- **EXERCISE**
From the listing below, pull each line that includes "上是增函数".

- **RECORDS FOR THIS TASK**
-- START --

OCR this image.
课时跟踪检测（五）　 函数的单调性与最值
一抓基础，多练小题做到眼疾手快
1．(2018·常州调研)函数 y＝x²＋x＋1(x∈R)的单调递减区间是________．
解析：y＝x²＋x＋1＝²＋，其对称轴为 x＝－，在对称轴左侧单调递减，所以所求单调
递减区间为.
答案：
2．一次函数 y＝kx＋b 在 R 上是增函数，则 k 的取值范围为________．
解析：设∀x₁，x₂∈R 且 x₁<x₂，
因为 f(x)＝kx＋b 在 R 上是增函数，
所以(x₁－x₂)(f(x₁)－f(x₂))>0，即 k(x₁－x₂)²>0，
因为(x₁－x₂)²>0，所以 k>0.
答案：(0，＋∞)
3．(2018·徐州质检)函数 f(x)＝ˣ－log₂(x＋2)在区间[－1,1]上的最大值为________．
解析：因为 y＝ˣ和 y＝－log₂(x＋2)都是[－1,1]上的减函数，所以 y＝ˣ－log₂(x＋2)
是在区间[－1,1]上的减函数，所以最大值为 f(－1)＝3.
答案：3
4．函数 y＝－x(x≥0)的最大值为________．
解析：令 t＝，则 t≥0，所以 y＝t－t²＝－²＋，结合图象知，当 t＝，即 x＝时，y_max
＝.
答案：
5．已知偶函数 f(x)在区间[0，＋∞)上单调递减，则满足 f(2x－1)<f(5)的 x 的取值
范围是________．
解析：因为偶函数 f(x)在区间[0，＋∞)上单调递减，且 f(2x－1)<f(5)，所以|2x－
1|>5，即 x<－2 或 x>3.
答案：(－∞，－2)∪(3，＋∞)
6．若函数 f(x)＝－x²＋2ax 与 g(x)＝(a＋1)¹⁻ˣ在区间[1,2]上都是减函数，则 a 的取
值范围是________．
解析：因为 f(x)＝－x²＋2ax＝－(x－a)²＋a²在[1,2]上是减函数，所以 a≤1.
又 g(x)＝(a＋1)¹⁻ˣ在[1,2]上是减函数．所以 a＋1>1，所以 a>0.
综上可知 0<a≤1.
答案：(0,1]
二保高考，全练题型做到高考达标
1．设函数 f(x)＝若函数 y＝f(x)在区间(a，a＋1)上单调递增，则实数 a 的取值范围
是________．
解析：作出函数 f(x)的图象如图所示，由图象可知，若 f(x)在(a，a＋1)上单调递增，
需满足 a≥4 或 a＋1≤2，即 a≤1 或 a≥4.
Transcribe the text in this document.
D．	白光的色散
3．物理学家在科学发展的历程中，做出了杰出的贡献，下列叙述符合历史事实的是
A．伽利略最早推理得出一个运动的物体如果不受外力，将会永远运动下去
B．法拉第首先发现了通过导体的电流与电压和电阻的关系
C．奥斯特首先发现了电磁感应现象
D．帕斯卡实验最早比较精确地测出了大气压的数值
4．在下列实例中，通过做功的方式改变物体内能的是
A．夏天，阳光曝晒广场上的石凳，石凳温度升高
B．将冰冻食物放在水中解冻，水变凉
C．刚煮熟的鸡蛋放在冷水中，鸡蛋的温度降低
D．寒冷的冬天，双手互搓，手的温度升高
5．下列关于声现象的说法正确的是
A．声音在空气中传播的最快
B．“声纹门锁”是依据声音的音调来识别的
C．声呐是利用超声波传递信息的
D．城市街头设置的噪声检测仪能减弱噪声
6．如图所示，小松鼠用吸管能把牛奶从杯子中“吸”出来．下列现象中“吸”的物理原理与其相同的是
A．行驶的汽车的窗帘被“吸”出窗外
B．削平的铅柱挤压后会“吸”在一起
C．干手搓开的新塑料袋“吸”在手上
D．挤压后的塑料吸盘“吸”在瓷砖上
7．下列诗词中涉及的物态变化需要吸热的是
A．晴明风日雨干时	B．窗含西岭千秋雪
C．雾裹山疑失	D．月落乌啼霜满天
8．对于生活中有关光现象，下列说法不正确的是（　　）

-- END --

- **TASK OUTPUT**
2．一次函数 y＝kx＋b 在 R 上是增函数，则 k 的取值范围为________．
因为 f(x)＝kx＋b 在 R 上是增函数，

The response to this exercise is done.